● TASK OBJECTIVE
Count how many lines mention the word "Grassilage". Write that number alone.

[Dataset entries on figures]

::::::::

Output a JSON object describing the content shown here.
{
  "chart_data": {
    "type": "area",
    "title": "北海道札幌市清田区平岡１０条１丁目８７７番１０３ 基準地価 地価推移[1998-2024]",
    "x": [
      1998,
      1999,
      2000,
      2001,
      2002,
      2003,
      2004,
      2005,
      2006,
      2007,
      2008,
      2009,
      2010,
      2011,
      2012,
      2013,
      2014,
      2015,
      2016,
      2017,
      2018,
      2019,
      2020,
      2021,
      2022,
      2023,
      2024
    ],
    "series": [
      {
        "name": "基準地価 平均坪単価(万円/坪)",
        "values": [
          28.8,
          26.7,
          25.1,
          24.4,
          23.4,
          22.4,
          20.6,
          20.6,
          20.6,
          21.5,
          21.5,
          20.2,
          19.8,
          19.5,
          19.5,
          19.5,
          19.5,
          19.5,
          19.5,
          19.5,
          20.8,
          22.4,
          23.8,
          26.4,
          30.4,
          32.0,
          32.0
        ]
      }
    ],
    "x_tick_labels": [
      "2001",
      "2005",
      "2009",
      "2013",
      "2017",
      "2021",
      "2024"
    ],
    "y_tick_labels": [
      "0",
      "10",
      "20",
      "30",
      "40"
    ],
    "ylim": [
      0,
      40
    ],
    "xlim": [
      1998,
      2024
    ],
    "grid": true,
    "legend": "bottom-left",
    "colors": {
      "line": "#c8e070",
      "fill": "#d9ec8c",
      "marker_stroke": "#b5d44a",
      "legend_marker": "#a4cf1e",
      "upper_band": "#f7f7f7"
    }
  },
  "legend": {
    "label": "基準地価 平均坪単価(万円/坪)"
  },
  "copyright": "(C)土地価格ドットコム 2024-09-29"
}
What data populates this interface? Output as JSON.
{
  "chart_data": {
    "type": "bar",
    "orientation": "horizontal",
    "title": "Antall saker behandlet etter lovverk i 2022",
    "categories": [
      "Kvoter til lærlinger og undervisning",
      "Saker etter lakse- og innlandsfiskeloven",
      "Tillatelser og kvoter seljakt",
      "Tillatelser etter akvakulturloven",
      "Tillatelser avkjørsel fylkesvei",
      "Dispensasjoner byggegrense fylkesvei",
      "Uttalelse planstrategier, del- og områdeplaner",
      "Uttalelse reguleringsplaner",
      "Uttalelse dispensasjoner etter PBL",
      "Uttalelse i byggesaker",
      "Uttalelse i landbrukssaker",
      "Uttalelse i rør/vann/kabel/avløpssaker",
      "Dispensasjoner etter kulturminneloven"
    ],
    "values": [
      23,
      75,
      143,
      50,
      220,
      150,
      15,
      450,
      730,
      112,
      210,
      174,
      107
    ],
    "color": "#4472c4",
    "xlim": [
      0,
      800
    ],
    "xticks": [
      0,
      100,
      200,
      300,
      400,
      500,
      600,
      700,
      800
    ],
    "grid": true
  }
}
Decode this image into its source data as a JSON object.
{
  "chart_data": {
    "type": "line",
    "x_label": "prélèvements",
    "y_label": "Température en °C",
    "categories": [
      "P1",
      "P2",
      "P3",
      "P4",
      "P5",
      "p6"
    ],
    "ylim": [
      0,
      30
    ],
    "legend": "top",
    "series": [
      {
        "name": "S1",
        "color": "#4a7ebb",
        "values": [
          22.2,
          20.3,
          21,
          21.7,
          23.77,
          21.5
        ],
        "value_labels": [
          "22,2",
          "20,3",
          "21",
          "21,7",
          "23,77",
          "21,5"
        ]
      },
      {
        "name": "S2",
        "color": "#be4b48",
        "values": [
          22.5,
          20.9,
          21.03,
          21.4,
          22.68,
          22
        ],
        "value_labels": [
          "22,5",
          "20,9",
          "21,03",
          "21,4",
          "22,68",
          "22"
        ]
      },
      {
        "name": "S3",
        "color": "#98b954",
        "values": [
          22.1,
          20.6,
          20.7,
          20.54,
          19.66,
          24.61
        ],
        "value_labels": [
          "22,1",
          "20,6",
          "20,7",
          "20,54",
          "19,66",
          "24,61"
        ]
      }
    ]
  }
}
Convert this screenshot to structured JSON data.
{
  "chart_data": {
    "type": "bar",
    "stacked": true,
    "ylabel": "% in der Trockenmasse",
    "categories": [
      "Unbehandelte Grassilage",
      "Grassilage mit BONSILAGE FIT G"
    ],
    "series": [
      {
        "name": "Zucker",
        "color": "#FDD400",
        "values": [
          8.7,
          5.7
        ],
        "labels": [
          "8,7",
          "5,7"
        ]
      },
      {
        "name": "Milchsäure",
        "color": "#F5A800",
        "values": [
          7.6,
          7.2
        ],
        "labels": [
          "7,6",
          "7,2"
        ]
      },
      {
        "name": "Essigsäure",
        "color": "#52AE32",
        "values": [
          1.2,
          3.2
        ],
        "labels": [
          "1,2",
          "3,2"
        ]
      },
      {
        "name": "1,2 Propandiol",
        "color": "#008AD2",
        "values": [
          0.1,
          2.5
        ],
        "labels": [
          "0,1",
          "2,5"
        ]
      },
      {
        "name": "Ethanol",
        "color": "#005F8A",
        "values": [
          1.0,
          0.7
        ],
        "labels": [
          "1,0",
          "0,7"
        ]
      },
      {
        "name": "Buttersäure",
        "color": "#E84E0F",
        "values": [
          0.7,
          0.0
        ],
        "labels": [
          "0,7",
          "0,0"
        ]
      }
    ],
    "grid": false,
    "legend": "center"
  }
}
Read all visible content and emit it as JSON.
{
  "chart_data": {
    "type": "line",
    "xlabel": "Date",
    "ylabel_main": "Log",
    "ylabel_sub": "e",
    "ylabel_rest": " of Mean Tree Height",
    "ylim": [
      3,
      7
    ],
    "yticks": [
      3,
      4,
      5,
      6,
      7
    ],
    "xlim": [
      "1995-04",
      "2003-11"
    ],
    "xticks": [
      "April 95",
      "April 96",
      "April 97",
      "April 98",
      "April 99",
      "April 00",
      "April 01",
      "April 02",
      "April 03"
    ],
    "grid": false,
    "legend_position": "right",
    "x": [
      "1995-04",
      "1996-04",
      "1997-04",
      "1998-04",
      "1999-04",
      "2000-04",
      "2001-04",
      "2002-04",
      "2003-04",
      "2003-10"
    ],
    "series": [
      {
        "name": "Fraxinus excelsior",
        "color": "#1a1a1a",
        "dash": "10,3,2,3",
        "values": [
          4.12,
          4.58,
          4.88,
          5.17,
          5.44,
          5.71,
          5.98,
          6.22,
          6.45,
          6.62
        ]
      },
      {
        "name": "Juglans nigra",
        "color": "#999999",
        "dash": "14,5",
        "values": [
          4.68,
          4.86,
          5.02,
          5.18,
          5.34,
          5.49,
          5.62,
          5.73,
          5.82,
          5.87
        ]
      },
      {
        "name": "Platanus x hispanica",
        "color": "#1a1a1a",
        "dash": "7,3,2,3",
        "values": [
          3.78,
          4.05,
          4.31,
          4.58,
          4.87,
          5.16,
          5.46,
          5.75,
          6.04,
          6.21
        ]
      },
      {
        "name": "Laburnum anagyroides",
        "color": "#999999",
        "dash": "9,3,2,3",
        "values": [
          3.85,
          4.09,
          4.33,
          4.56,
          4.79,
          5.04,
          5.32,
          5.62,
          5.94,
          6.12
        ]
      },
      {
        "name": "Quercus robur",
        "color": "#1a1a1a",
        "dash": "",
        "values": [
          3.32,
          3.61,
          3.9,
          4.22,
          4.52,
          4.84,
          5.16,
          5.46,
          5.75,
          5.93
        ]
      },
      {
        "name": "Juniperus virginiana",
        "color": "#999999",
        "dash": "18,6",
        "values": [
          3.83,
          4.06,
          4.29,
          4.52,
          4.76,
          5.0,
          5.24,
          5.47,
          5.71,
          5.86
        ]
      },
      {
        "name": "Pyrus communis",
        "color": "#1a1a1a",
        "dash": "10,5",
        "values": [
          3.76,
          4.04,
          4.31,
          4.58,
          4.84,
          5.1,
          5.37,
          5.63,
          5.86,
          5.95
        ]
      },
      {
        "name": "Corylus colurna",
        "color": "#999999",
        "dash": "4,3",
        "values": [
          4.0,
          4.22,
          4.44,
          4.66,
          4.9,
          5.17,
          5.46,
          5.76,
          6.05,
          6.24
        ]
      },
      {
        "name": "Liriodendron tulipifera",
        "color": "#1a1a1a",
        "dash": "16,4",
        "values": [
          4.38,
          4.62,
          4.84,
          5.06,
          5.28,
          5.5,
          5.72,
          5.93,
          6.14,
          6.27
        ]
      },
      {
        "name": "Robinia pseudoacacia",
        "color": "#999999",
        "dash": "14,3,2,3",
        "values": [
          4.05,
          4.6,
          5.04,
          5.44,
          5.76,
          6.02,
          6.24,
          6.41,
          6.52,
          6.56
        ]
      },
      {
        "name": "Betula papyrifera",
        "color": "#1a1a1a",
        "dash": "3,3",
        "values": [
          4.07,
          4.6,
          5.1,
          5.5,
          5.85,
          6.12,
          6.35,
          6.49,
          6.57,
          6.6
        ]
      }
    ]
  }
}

::::::::

● RIGHT ANSWER
2